[START]
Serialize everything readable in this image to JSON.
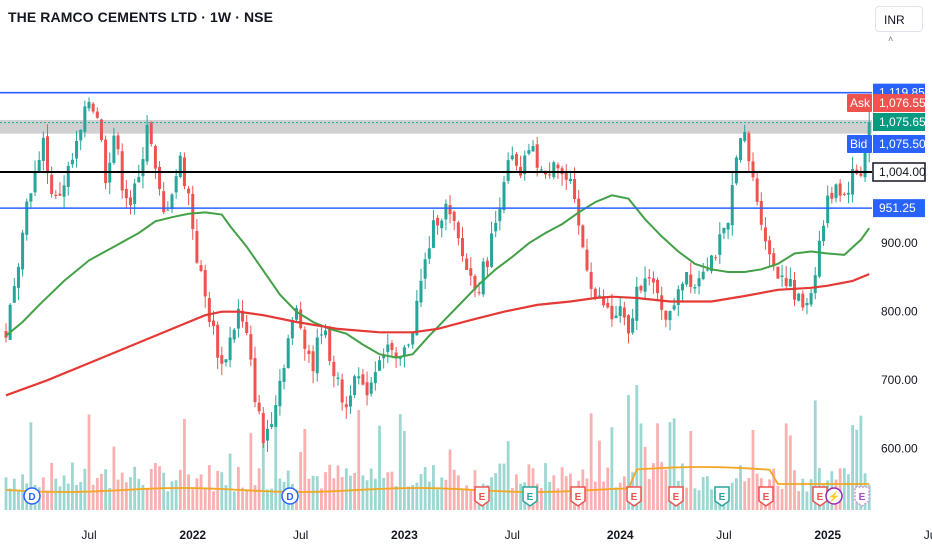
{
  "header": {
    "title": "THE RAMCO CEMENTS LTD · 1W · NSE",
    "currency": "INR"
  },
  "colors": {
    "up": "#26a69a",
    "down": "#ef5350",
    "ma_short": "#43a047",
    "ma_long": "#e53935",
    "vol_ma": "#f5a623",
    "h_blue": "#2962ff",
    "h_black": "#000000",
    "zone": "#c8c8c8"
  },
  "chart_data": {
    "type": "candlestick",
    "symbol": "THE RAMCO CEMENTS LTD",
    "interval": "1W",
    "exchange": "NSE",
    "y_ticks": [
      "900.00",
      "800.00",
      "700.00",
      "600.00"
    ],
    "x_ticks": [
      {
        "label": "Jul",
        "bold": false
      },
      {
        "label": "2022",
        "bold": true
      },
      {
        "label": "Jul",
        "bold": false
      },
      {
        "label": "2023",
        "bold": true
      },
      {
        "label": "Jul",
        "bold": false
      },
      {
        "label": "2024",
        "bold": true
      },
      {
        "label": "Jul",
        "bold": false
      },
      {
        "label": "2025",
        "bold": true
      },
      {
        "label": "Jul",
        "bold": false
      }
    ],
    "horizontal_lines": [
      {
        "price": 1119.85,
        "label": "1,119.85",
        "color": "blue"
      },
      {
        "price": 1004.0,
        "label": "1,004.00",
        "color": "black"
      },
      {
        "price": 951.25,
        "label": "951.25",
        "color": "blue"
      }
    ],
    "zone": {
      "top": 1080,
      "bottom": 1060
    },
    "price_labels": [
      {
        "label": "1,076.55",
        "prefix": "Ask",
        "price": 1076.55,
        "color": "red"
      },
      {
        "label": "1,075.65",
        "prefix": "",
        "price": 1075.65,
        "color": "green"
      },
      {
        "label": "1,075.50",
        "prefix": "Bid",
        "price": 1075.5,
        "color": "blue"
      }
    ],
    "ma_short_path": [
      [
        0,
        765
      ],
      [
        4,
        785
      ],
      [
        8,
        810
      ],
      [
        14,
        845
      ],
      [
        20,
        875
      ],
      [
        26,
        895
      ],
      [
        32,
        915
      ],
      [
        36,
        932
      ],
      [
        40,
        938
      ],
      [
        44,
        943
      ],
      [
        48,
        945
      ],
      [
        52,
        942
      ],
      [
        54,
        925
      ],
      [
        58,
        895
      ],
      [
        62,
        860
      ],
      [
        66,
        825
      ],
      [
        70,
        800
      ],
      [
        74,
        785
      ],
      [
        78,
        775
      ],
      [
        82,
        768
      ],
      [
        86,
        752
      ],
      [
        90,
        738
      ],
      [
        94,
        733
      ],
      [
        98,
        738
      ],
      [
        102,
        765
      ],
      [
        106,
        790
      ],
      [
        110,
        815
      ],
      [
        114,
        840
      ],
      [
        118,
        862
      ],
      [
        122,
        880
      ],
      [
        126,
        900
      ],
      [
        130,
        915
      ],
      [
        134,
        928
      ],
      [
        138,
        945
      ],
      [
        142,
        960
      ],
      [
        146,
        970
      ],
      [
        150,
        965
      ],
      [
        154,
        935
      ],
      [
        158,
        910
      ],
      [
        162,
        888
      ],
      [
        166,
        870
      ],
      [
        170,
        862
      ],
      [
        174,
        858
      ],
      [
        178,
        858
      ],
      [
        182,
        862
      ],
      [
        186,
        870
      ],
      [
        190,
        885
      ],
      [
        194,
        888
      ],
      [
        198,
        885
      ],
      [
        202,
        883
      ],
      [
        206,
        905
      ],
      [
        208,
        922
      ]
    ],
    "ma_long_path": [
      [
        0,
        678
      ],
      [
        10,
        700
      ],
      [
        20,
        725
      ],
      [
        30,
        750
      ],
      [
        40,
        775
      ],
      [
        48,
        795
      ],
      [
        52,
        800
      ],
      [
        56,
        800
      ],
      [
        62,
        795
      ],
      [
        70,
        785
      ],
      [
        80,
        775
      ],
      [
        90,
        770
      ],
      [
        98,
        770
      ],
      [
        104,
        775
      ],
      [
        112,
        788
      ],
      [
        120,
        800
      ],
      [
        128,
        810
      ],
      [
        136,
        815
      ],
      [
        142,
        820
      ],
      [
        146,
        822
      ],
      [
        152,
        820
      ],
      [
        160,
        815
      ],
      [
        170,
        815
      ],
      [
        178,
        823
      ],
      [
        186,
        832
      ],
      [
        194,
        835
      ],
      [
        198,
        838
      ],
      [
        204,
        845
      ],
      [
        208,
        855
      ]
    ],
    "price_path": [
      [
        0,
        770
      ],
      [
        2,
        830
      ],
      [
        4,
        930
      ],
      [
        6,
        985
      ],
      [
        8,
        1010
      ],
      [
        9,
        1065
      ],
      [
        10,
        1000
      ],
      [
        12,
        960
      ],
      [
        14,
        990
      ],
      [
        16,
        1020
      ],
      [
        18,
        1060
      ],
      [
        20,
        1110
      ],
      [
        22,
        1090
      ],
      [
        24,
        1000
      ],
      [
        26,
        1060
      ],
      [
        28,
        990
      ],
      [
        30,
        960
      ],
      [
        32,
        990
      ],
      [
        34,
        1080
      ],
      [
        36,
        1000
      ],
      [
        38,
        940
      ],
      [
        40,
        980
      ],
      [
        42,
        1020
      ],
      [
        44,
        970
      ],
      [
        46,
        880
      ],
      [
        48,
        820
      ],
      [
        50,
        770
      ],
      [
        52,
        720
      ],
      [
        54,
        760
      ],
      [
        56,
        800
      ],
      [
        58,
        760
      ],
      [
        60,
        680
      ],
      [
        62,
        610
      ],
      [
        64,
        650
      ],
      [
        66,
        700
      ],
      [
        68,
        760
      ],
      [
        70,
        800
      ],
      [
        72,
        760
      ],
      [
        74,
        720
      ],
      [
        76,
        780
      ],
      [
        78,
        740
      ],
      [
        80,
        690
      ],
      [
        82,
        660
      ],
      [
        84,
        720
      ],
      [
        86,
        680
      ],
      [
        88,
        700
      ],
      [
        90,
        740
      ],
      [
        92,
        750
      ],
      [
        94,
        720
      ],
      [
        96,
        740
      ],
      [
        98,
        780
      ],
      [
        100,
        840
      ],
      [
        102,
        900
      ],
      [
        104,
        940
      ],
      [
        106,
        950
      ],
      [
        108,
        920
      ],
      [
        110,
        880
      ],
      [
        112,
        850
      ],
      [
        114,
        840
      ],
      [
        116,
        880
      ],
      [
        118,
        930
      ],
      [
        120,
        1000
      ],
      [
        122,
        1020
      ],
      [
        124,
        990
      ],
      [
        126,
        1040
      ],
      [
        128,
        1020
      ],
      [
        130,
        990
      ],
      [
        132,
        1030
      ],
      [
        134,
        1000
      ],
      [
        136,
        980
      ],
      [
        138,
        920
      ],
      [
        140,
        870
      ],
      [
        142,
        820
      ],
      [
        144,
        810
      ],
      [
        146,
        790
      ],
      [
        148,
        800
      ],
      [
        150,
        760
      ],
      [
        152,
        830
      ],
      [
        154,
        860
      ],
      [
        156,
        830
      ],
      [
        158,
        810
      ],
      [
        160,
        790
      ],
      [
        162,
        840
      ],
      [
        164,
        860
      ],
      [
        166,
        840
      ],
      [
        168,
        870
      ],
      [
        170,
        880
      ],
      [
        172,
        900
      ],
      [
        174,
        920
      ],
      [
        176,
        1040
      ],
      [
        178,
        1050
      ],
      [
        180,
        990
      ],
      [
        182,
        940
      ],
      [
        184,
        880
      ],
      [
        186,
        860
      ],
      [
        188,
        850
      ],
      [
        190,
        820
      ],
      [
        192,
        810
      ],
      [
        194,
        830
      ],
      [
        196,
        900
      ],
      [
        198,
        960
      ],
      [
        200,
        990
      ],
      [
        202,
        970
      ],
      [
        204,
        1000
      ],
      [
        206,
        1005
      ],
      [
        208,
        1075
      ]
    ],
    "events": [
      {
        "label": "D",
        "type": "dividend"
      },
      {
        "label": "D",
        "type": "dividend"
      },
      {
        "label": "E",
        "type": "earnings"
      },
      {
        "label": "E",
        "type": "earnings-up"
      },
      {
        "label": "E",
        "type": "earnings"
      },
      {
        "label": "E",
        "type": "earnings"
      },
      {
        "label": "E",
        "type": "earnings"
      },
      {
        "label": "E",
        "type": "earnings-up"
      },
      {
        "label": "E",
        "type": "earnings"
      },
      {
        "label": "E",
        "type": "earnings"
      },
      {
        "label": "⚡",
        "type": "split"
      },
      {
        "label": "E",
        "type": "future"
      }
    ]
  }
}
[END]
WHAT YOU HAVE TO DO:
In the records, locate each line holding the string "CEMENTS" and copy it.

RESPONSE BELOW:
    "title": "THE RAMCO CEMENTS LTD · 1W · NSE",
    "symbol": "THE RAMCO CEMENTS LTD",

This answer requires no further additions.